[start of Material for the task]

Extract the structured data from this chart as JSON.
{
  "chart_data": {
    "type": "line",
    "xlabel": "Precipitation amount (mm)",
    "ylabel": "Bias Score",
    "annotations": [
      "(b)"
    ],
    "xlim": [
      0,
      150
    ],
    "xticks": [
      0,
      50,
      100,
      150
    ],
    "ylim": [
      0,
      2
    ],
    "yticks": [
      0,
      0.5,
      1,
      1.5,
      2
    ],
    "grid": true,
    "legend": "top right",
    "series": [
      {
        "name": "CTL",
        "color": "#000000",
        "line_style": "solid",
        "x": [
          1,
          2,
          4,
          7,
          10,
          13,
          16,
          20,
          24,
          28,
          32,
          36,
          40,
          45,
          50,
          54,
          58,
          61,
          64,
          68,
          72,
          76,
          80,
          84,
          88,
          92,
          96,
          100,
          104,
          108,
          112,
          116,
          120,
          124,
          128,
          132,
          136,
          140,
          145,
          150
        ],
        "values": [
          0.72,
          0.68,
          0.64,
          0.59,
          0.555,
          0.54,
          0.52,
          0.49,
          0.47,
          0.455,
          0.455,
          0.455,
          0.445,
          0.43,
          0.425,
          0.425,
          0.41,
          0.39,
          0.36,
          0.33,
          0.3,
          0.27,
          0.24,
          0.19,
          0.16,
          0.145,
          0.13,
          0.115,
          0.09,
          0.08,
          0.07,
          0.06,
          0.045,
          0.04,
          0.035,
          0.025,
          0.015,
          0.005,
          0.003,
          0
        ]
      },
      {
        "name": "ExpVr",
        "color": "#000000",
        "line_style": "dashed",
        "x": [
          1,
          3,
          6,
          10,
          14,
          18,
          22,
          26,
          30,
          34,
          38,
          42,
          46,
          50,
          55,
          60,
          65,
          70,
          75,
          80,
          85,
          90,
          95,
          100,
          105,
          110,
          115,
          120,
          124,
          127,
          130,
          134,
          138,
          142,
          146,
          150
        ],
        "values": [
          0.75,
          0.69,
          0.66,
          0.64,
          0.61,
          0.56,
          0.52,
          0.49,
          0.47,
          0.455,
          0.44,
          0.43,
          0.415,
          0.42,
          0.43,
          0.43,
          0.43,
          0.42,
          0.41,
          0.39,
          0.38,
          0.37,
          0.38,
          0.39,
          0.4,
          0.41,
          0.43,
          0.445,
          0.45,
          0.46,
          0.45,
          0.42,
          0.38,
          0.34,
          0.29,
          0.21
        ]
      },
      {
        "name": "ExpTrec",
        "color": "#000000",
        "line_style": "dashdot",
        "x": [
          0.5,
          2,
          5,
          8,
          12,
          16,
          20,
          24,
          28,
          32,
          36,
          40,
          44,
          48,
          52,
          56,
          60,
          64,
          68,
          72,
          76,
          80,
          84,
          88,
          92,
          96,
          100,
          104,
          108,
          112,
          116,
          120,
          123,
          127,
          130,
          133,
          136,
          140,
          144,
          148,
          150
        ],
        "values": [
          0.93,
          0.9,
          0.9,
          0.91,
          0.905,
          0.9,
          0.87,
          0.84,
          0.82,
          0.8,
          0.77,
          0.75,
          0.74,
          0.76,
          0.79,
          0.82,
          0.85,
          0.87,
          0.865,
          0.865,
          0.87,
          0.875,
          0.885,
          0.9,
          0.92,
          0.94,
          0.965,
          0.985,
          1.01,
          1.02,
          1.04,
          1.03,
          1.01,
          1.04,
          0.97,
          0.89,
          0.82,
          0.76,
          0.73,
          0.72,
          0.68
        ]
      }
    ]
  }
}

[end of Material for the task]

▸ **Challenge**: Set out the complete listing exactly as shown.

▸ **Written response**:
Extract the structured data from this chart as JSON.
{
  "chart_data": {
    "type": "line",
    "xlabel": "Precipitation amount (mm)",
    "ylabel": "Bias Score",
    "annotations": [
      "(b)"
    ],
    "xlim": [
      0,
      150
    ],
    "xticks": [
      0,
      50,
      100,
      150
    ],
    "ylim": [
      0,
      2
    ],
    "yticks": [
      0,
      0.5,
      1,
      1.5,
      2
    ],
    "grid": true,
    "legend": "top right",
    "series": [
      {
        "name": "CTL",
        "color": "#000000",
        "line_style": "solid",
        "x": [
          1,
          2,
          4,
          7,
          10,
          13,
          16,
          20,
          24,
          28,
          32,
          36,
          40,
          45,
          50,
          54,
          58,
          61,
          64,
          68,
          72,
          76,
          80,
          84,
          88,
          92,
          96,
          100,
          104,
          108,
          112,
          116,
          120,
          124,
          128,
          132,
          136,
          140,
          145,
          150
        ],
        "values": [
          0.72,
          0.68,
          0.64,
          0.59,
          0.555,
          0.54,
          0.52,
          0.49,
          0.47,
          0.455,
          0.455,
          0.455,
          0.445,
          0.43,
          0.425,
          0.425,
          0.41,
          0.39,
          0.36,
          0.33,
          0.3,
          0.27,
          0.24,
          0.19,
          0.16,
          0.145,
          0.13,
          0.115,
          0.09,
          0.08,
          0.07,
          0.06,
          0.045,
          0.04,
          0.035,
          0.025,
          0.015,
          0.005,
          0.003,
          0
        ]
      },
      {
        "name": "ExpVr",
        "color": "#000000",
        "line_style": "dashed",
        "x": [
          1,
          3,
          6,
          10,
          14,
          18,
          22,
          26,
          30,
          34,
          38,
          42,
          46,
          50,
          55,
          60,
          65,
          70,
          75,
          80,
          85,
          90,
          95,
          100,
          105,
          110,
          115,
          120,
          124,
          127,
          130,
          134,
          138,
          142,
          146,
          150
        ],
        "values": [
          0.75,
          0.69,
          0.66,
          0.64,
          0.61,
          0.56,
          0.52,
          0.49,
          0.47,
          0.455,
          0.44,
          0.43,
          0.415,
          0.42,
          0.43,
          0.43,
          0.43,
          0.42,
          0.41,
          0.39,
          0.38,
          0.37,
          0.38,
          0.39,
          0.4,
          0.41,
          0.43,
          0.445,
          0.45,
          0.46,
          0.45,
          0.42,
          0.38,
          0.34,
          0.29,
          0.21
        ]
      },
      {
        "name": "ExpTrec",
        "color": "#000000",
        "line_style": "dashdot",
        "x": [
          0.5,
          2,
          5,
          8,
          12,
          16,
          20,
          24,
          28,
          32,
          36,
          40,
          44,
          48,
          52,
          56,
          60,
          64,
          68,
          72,
          76,
          80,
          84,
          88,
          92,
          96,
          100,
          104,
          108,
          112,
          116,
          120,
          123,
          127,
          130,
          133,
          136,
          140,
          144,
          148,
          150
        ],
        "values": [
          0.93,
          0.9,
          0.9,
          0.91,
          0.905,
          0.9,
          0.87,
          0.84,
          0.82,
          0.8,
          0.77,
          0.75,
          0.74,
          0.76,
          0.79,
          0.82,
          0.85,
          0.87,
          0.865,
          0.865,
          0.87,
          0.875,
          0.885,
          0.9,
          0.92,
          0.94,
          0.965,
          0.985,
          1.01,
          1.02,
          1.04,
          1.03,
          1.01,
          1.04,
          0.97,
          0.89,
          0.82,
          0.76,
          0.73,
          0.72,
          0.68
        ]
      }
    ]
  }
}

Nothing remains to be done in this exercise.